What you should do – Without the pictures, return all of the material exactly as written.

[Dataset entries]
---+---
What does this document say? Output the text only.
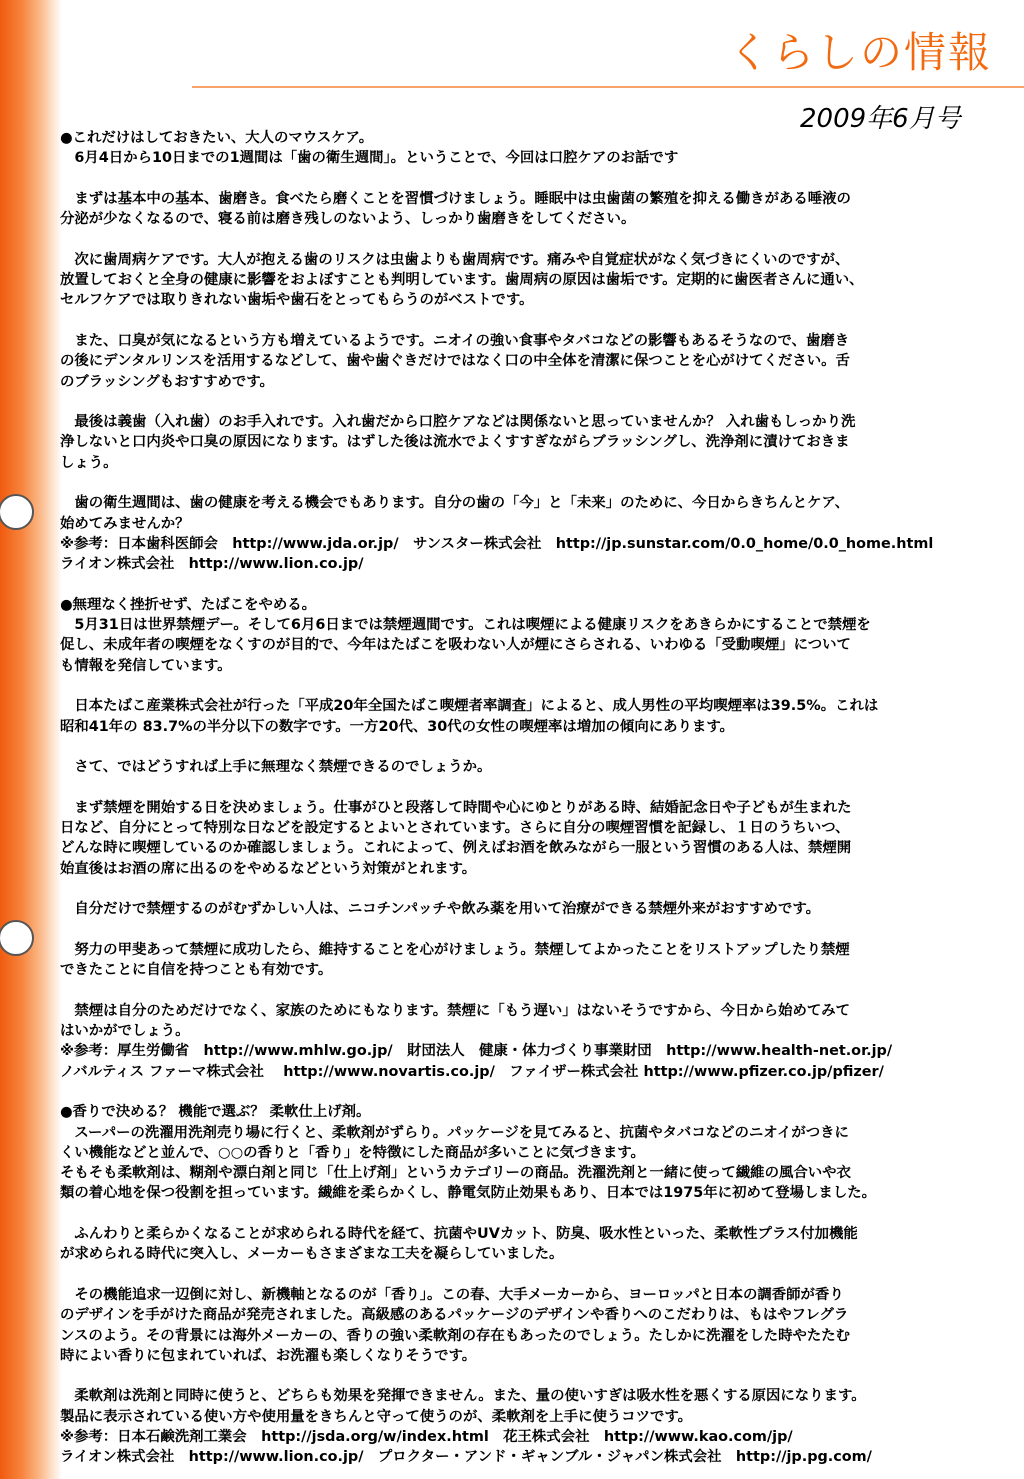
くらしの情報
2009年6月号

●これだけはしておきたい、大人のマウスケア。

　6月4日から10日までの1週間は「歯の衛生週間」。ということで、今回は口腔ケアのお話です

　まずは基本中の基本、歯磨き。食べたら磨くことを習慣づけましょう。睡眠中は虫歯菌の繁殖を抑える働きがある唾液の

分泌が少なくなるので、寝る前は磨き残しのないよう、しっかり歯磨きをしてください。

　次に歯周病ケアです。大人が抱える歯のリスクは虫歯よりも歯周病です。痛みや自覚症状がなく気づきにくいのですが、

放置しておくと全身の健康に影響をおよぼすことも判明しています。歯周病の原因は歯垢です。定期的に歯医者さんに通い、

セルフケアでは取りきれない歯垢や歯石をとってもらうのがベストです。

　また、口臭が気になるという方も増えているようです。ニオイの強い食事やタバコなどの影響もあるそうなので、歯磨き

の後にデンタルリンスを活用するなどして、歯や歯ぐきだけではなく口の中全体を清潔に保つことを心がけてください。舌

のブラッシングもおすすめです。

　最後は義歯（入れ歯）のお手入れです。入れ歯だから口腔ケアなどは関係ないと思っていませんか？ 入れ歯もしっかり洗

浄しないと口内炎や口臭の原因になります。はずした後は流水でよくすすぎながらブラッシングし、洗浄剤に漬けておきま

しょう。

　歯の衛生週間は、歯の健康を考える機会でもあります。自分の歯の「今」と「未来」のために、今日からきちんとケア、

始めてみませんか？

※参考：日本歯科医師会　http://www.jda.or.jp/　サンスター株式会社　http://jp.sunstar.com/0.0_home/0.0_home.html

ライオン株式会社　http://www.lion.co.jp/

●無理なく挫折せず、たばこをやめる。

　5月31日は世界禁煙デー。そして6月6日までは禁煙週間です。これは喫煙による健康リスクをあきらかにすることで禁煙を

促し、未成年者の喫煙をなくすのが目的で、今年はたばこを吸わない人が煙にさらされる、いわゆる「受動喫煙」について

も情報を発信しています。

　日本たばこ産業株式会社が行った「平成20年全国たばこ喫煙者率調査」によると、成人男性の平均喫煙率は39.5%。これは

昭和41年の 83.7%の半分以下の数字です。一方20代、30代の女性の喫煙率は増加の傾向にあります。

　さて、ではどうすれば上手に無理なく禁煙できるのでしょうか。

　まず禁煙を開始する日を決めましょう。仕事がひと段落して時間や心にゆとりがある時、結婚記念日や子どもが生まれた

日など、自分にとって特別な日などを設定するとよいとされています。さらに自分の喫煙習慣を記録し、１日のうちいつ、

どんな時に喫煙しているのか確認しましょう。これによって、例えばお酒を飲みながら一服という習慣のある人は、禁煙開

始直後はお酒の席に出るのをやめるなどという対策がとれます。

　自分だけで禁煙するのがむずかしい人は、ニコチンパッチや飲み薬を用いて治療ができる禁煙外来がおすすめです。

　努力の甲斐あって禁煙に成功したら、維持することを心がけましょう。禁煙してよかったことをリストアップしたり禁煙

できたことに自信を持つことも有効です。

　禁煙は自分のためだけでなく、家族のためにもなります。禁煙に「もう遅い」はないそうですから、今日から始めてみて

はいかがでしょう。

※参考：厚生労働省　http://www.mhlw.go.jp/　財団法人　健康・体力づくり事業財団　http://www.health-net.or.jp/

ノバルティス ファーマ株式会社　 http://www.novartis.co.jp/　ファイザー株式会社 http://www.pfizer.co.jp/pfizer/

●香りで決める？ 機能で選ぶ？ 柔軟仕上げ剤。

　スーパーの洗濯用洗剤売り場に行くと、柔軟剤がずらり。パッケージを見てみると、抗菌やタバコなどのニオイがつきに

くい機能などと並んで、○○の香りと「香り」を特徴にした商品が多いことに気づきます。

そもそも柔軟剤は、糊剤や漂白剤と同じ「仕上げ剤」というカテゴリーの商品。洗濯洗剤と一緒に使って繊維の風合いや衣

類の着心地を保つ役割を担っています。繊維を柔らかくし、静電気防止効果もあり、日本では1975年に初めて登場しました。

　ふんわりと柔らかくなることが求められる時代を経て、抗菌やUVカット、防臭、吸水性といった、柔軟性プラス付加機能

が求められる時代に突入し、メーカーもさまざまな工夫を凝らしていました。

　その機能追求一辺倒に対し、新機軸となるのが「香り」。この春、大手メーカーから、ヨーロッパと日本の調香師が香り

のデザインを手がけた商品が発売されました。高級感のあるパッケージのデザインや香りへのこだわりは、もはやフレグラ

ンスのよう。その背景には海外メーカーの、香りの強い柔軟剤の存在もあったのでしょう。たしかに洗濯をした時やたたむ

時によい香りに包まれていれば、お洗濯も楽しくなりそうです。

　柔軟剤は洗剤と同時に使うと、どちらも効果を発揮できません。また、量の使いすぎは吸水性を悪くする原因になります。

製品に表示されている使い方や使用量をきちんと守って使うのが、柔軟剤を上手に使うコツです。

※参考：日本石鹸洗剤工業会　http://jsda.org/w/index.html　花王株式会社　http://www.kao.com/jp/

ライオン株式会社　http://www.lion.co.jp/　プロクター・アンド・ギャンブル・ジャパン株式会社　http://jp.pg.com/
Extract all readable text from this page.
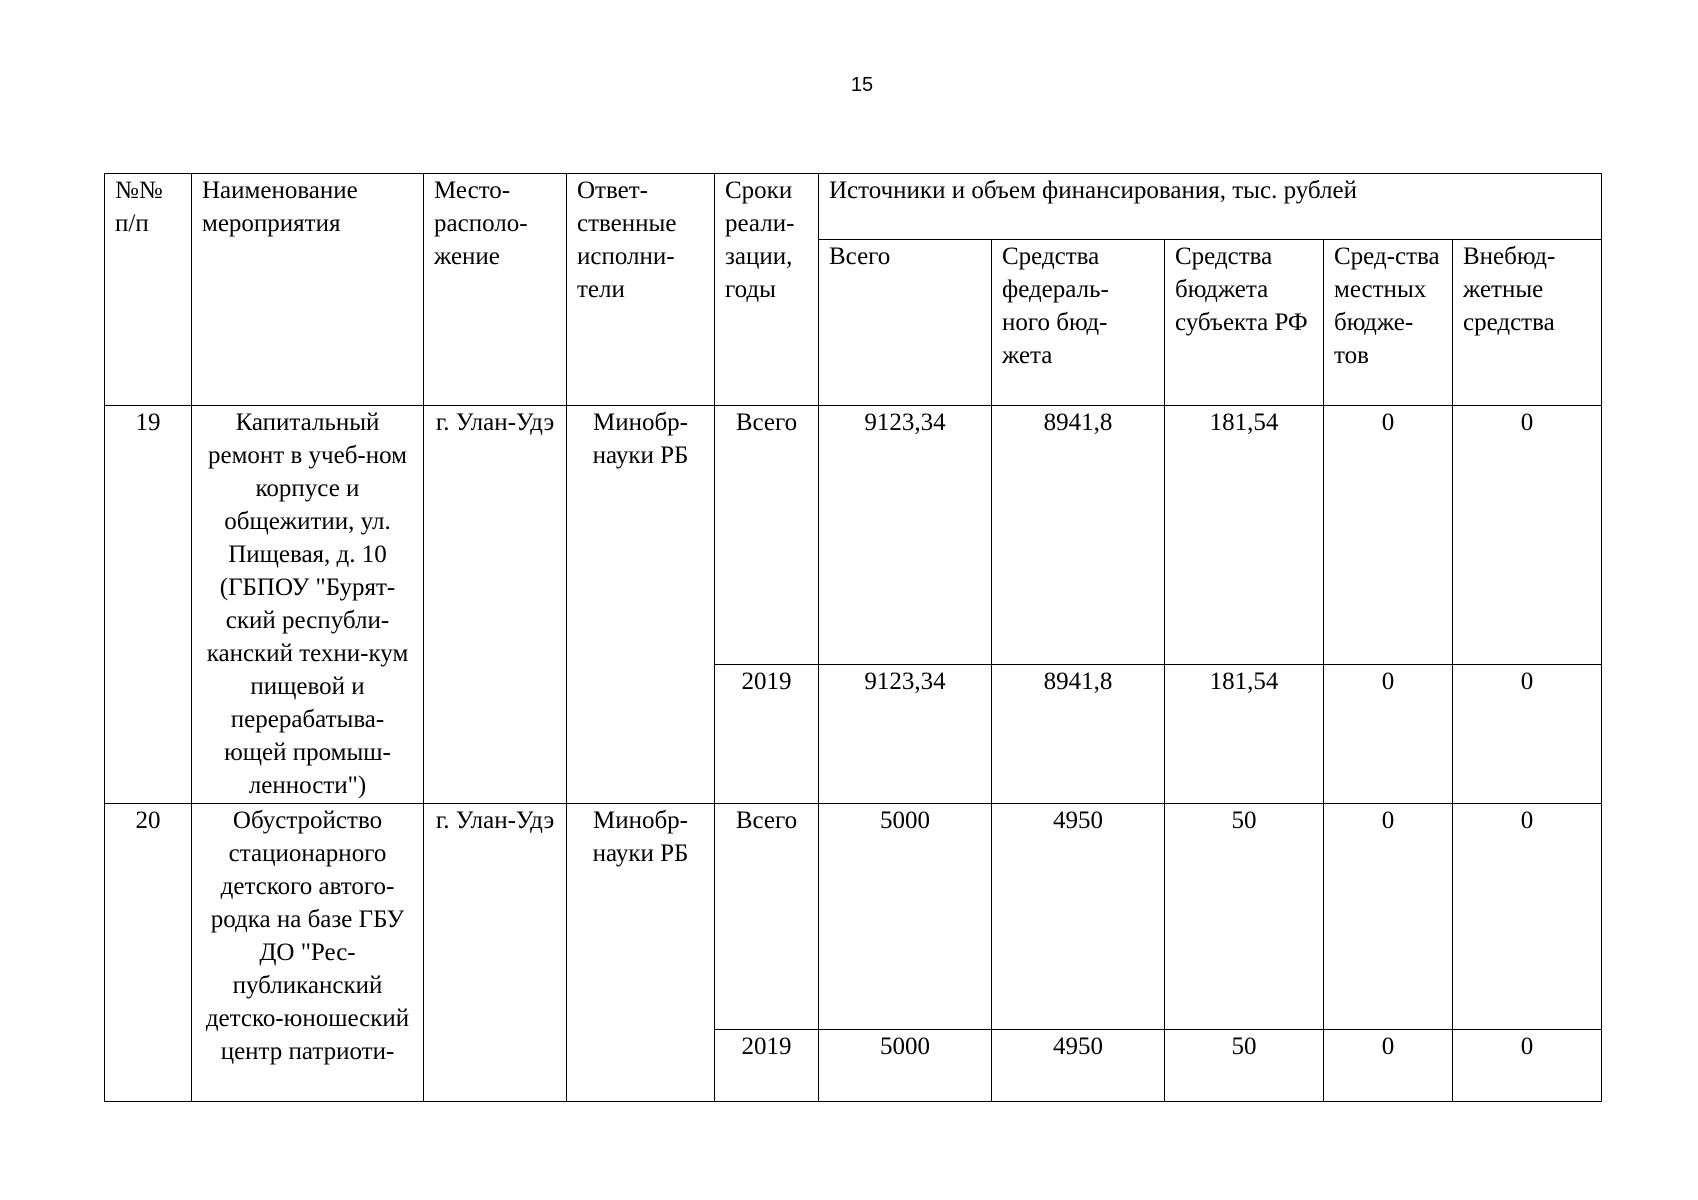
15
№№ п/п	Наименование мероприятия	Место-располо-жение	Ответ-ственные исполни-тели	Сроки реали-зации, годы	Источники и объем финансирования, тыс. рублей				
					Всего	Средства федераль-ного бюд-жета	Средства бюджета субъекта РФ	Сред-ства местных бюдже-тов	Внебюд-жетные средства
19	Капитальный ремонт в учеб-ном корпусе и общежитии, ул. Пищевая, д. 10 (ГБПОУ "Бурят-ский республи-канский техни-кум пищевой и перерабатыва-ющей промыш-ленности")	г. Улан-Удэ	Минобр-науки РБ	Всего	9123,34	8941,8	181,54	0	0
				2019	9123,34	8941,8	181,54	0	0
20	Обустройство стационарного детского автого-родка на базе ГБУ ДО "Рес-публиканский детско-юношеский центр патриоти-	г. Улан-Удэ	Минобр-науки РБ	Всего	5000	4950	50	0	0
				2019	5000	4950	50	0	0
---+---
Task response –
What does this document say? Output the text only.
くらしの情報
2009年6月号

●これだけはしておきたい、大人のマウスケア。

　6月4日から10日までの1週間は「歯の衛生週間」。ということで、今回は口腔ケアのお話です

　まずは基本中の基本、歯磨き。食べたら磨くことを習慣づけましょう。睡眠中は虫歯菌の繁殖を抑える働きがある唾液の

分泌が少なくなるので、寝る前は磨き残しのないよう、しっかり歯磨きをしてください。

　次に歯周病ケアです。大人が抱える歯のリスクは虫歯よりも歯周病です。痛みや自覚症状がなく気づきにくいのですが、

放置しておくと全身の健康に影響をおよぼすことも判明しています。歯周病の原因は歯垢です。定期的に歯医者さんに通い、

セルフケアでは取りきれない歯垢や歯石をとってもらうのがベストです。

　また、口臭が気になるという方も増えているようです。ニオイの強い食事やタバコなどの影響もあるそうなので、歯磨き

の後にデンタルリンスを活用するなどして、歯や歯ぐきだけではなく口の中全体を清潔に保つことを心がけてください。舌

のブラッシングもおすすめです。

　最後は義歯（入れ歯）のお手入れです。入れ歯だから口腔ケアなどは関係ないと思っていませんか？ 入れ歯もしっかり洗

浄しないと口内炎や口臭の原因になります。はずした後は流水でよくすすぎながらブラッシングし、洗浄剤に漬けておきま

しょう。

　歯の衛生週間は、歯の健康を考える機会でもあります。自分の歯の「今」と「未来」のために、今日からきちんとケア、

始めてみませんか？

※参考：日本歯科医師会　http://www.jda.or.jp/　サンスター株式会社　http://jp.sunstar.com/0.0_home/0.0_home.html

ライオン株式会社　http://www.lion.co.jp/

●無理なく挫折せず、たばこをやめる。

　5月31日は世界禁煙デー。そして6月6日までは禁煙週間です。これは喫煙による健康リスクをあきらかにすることで禁煙を

促し、未成年者の喫煙をなくすのが目的で、今年はたばこを吸わない人が煙にさらされる、いわゆる「受動喫煙」について

も情報を発信しています。

　日本たばこ産業株式会社が行った「平成20年全国たばこ喫煙者率調査」によると、成人男性の平均喫煙率は39.5%。これは

昭和41年の 83.7%の半分以下の数字です。一方20代、30代の女性の喫煙率は増加の傾向にあります。

　さて、ではどうすれば上手に無理なく禁煙できるのでしょうか。

　まず禁煙を開始する日を決めましょう。仕事がひと段落して時間や心にゆとりがある時、結婚記念日や子どもが生まれた

日など、自分にとって特別な日などを設定するとよいとされています。さらに自分の喫煙習慣を記録し、１日のうちいつ、

どんな時に喫煙しているのか確認しましょう。これによって、例えばお酒を飲みながら一服という習慣のある人は、禁煙開

始直後はお酒の席に出るのをやめるなどという対策がとれます。

　自分だけで禁煙するのがむずかしい人は、ニコチンパッチや飲み薬を用いて治療ができる禁煙外来がおすすめです。

　努力の甲斐あって禁煙に成功したら、維持することを心がけましょう。禁煙してよかったことをリストアップしたり禁煙

できたことに自信を持つことも有効です。

　禁煙は自分のためだけでなく、家族のためにもなります。禁煙に「もう遅い」はないそうですから、今日から始めてみて

はいかがでしょう。

※参考：厚生労働省　http://www.mhlw.go.jp/　財団法人　健康・体力づくり事業財団　http://www.health-net.or.jp/

ノバルティス ファーマ株式会社　 http://www.novartis.co.jp/　ファイザー株式会社 http://www.pfizer.co.jp/pfizer/

●香りで決める？ 機能で選ぶ？ 柔軟仕上げ剤。

　スーパーの洗濯用洗剤売り場に行くと、柔軟剤がずらり。パッケージを見てみると、抗菌やタバコなどのニオイがつきに

くい機能などと並んで、○○の香りと「香り」を特徴にした商品が多いことに気づきます。

そもそも柔軟剤は、糊剤や漂白剤と同じ「仕上げ剤」というカテゴリーの商品。洗濯洗剤と一緒に使って繊維の風合いや衣

類の着心地を保つ役割を担っています。繊維を柔らかくし、静電気防止効果もあり、日本では1975年に初めて登場しました。

　ふんわりと柔らかくなることが求められる時代を経て、抗菌やUVカット、防臭、吸水性といった、柔軟性プラス付加機能

が求められる時代に突入し、メーカーもさまざまな工夫を凝らしていました。

　その機能追求一辺倒に対し、新機軸となるのが「香り」。この春、大手メーカーから、ヨーロッパと日本の調香師が香り

のデザインを手がけた商品が発売されました。高級感のあるパッケージのデザインや香りへのこだわりは、もはやフレグラ

ンスのよう。その背景には海外メーカーの、香りの強い柔軟剤の存在もあったのでしょう。たしかに洗濯をした時やたたむ

時によい香りに包まれていれば、お洗濯も楽しくなりそうです。

　柔軟剤は洗剤と同時に使うと、どちらも効果を発揮できません。また、量の使いすぎは吸水性を悪くする原因になります。

製品に表示されている使い方や使用量をきちんと守って使うのが、柔軟剤を上手に使うコツです。

※参考：日本石鹸洗剤工業会　http://jsda.org/w/index.html　花王株式会社　http://www.kao.com/jp/

ライオン株式会社　http://www.lion.co.jp/　プロクター・アンド・ギャンブル・ジャパン株式会社　http://jp.pg.com/
Extract all readable text from this page.
15
№№ п/п	Наименование мероприятия	Место-располо-жение	Ответ-ственные исполни-тели	Сроки реали-зации, годы	Источники и объем финансирования, тыс. рублей				
					Всего	Средства федераль-ного бюд-жета	Средства бюджета субъекта РФ	Сред-ства местных бюдже-тов	Внебюд-жетные средства
19	Капитальный ремонт в учеб-ном корпусе и общежитии, ул. Пищевая, д. 10 (ГБПОУ "Бурят-ский республи-канский техни-кум пищевой и перерабатыва-ющей промыш-ленности")	г. Улан-Удэ	Минобр-науки РБ	Всего	9123,34	8941,8	181,54	0	0
				2019	9123,34	8941,8	181,54	0	0
20	Обустройство стационарного детского автого-родка на базе ГБУ ДО "Рес-публиканский детско-юношеский центр патриоти-	г. Улан-Удэ	Минобр-науки РБ	Всего	5000	4950	50	0	0
				2019	5000	4950	50	0	0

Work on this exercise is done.